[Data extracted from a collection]
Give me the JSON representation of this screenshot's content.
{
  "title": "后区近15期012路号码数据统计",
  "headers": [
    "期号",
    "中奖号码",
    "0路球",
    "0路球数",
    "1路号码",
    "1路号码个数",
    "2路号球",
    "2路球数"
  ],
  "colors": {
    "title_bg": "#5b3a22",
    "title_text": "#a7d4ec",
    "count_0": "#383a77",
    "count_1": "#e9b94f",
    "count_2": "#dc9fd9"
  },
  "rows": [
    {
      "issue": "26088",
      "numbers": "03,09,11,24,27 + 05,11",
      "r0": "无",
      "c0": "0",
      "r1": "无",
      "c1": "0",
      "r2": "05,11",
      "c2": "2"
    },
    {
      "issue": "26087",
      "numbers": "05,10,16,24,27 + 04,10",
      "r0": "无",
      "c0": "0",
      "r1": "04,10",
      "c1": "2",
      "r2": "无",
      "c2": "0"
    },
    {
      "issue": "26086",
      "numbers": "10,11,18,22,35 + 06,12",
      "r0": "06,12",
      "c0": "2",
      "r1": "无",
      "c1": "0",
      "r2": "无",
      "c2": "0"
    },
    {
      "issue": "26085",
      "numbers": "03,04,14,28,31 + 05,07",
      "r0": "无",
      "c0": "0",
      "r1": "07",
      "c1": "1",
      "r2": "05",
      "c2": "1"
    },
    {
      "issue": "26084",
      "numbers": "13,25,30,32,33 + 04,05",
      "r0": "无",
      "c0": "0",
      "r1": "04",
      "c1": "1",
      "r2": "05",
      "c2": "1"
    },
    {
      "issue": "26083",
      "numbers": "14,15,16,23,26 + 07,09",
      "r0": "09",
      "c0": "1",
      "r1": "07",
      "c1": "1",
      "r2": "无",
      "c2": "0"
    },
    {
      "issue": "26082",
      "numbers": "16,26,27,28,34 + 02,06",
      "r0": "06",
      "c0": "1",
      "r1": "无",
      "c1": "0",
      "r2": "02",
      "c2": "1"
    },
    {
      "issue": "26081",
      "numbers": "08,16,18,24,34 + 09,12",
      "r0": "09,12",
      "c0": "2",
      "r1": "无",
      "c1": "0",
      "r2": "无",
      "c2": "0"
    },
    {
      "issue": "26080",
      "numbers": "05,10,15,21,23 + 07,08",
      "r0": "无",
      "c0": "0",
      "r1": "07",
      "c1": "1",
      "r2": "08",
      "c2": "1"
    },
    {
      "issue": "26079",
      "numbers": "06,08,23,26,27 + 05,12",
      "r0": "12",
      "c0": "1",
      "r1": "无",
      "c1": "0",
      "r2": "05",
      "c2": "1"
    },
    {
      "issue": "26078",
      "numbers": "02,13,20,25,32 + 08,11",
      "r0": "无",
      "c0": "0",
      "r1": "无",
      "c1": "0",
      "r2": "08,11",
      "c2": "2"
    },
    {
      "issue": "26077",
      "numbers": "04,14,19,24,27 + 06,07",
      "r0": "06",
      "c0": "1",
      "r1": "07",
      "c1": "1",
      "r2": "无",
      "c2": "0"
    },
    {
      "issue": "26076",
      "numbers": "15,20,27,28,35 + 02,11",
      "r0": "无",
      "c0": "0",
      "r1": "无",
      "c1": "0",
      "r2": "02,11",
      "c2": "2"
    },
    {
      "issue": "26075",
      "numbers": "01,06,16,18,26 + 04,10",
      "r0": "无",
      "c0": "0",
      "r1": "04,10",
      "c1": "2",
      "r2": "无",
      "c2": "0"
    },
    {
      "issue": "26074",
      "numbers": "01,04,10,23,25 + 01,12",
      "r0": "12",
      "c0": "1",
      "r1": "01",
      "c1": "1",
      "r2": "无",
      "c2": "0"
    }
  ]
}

Aim: Return all of the data word for word.

The answer:
Give me the JSON representation of this screenshot's content.
{
  "title": "后区近15期012路号码数据统计",
  "headers": [
    "期号",
    "中奖号码",
    "0路球",
    "0路球数",
    "1路号码",
    "1路号码个数",
    "2路号球",
    "2路球数"
  ],
  "colors": {
    "title_bg": "#5b3a22",
    "title_text": "#a7d4ec",
    "count_0": "#383a77",
    "count_1": "#e9b94f",
    "count_2": "#dc9fd9"
  },
  "rows": [
    {
      "issue": "26088",
      "numbers": "03,09,11,24,27 + 05,11",
      "r0": "无",
      "c0": "0",
      "r1": "无",
      "c1": "0",
      "r2": "05,11",
      "c2": "2"
    },
    {
      "issue": "26087",
      "numbers": "05,10,16,24,27 + 04,10",
      "r0": "无",
      "c0": "0",
      "r1": "04,10",
      "c1": "2",
      "r2": "无",
      "c2": "0"
    },
    {
      "issue": "26086",
      "numbers": "10,11,18,22,35 + 06,12",
      "r0": "06,12",
      "c0": "2",
      "r1": "无",
      "c1": "0",
      "r2": "无",
      "c2": "0"
    },
    {
      "issue": "26085",
      "numbers": "03,04,14,28,31 + 05,07",
      "r0": "无",
      "c0": "0",
      "r1": "07",
      "c1": "1",
      "r2": "05",
      "c2": "1"
    },
    {
      "issue": "26084",
      "numbers": "13,25,30,32,33 + 04,05",
      "r0": "无",
      "c0": "0",
      "r1": "04",
      "c1": "1",
      "r2": "05",
      "c2": "1"
    },
    {
      "issue": "26083",
      "numbers": "14,15,16,23,26 + 07,09",
      "r0": "09",
      "c0": "1",
      "r1": "07",
      "c1": "1",
      "r2": "无",
      "c2": "0"
    },
    {
      "issue": "26082",
      "numbers": "16,26,27,28,34 + 02,06",
      "r0": "06",
      "c0": "1",
      "r1": "无",
      "c1": "0",
      "r2": "02",
      "c2": "1"
    },
    {
      "issue": "26081",
      "numbers": "08,16,18,24,34 + 09,12",
      "r0": "09,12",
      "c0": "2",
      "r1": "无",
      "c1": "0",
      "r2": "无",
      "c2": "0"
    },
    {
      "issue": "26080",
      "numbers": "05,10,15,21,23 + 07,08",
      "r0": "无",
      "c0": "0",
      "r1": "07",
      "c1": "1",
      "r2": "08",
      "c2": "1"
    },
    {
      "issue": "26079",
      "numbers": "06,08,23,26,27 + 05,12",
      "r0": "12",
      "c0": "1",
      "r1": "无",
      "c1": "0",
      "r2": "05",
      "c2": "1"
    },
    {
      "issue": "26078",
      "numbers": "02,13,20,25,32 + 08,11",
      "r0": "无",
      "c0": "0",
      "r1": "无",
      "c1": "0",
      "r2": "08,11",
      "c2": "2"
    },
    {
      "issue": "26077",
      "numbers": "04,14,19,24,27 + 06,07",
      "r0": "06",
      "c0": "1",
      "r1": "07",
      "c1": "1",
      "r2": "无",
      "c2": "0"
    },
    {
      "issue": "26076",
      "numbers": "15,20,27,28,35 + 02,11",
      "r0": "无",
      "c0": "0",
      "r1": "无",
      "c1": "0",
      "r2": "02,11",
      "c2": "2"
    },
    {
      "issue": "26075",
      "numbers": "01,06,16,18,26 + 04,10",
      "r0": "无",
      "c0": "0",
      "r1": "04,10",
      "c1": "2",
      "r2": "无",
      "c2": "0"
    },
    {
      "issue": "26074",
      "numbers": "01,04,10,23,25 + 01,12",
      "r0": "12",
      "c0": "1",
      "r1": "01",
      "c1": "1",
      "r2": "无",
      "c2": "0"
    }
  ]
}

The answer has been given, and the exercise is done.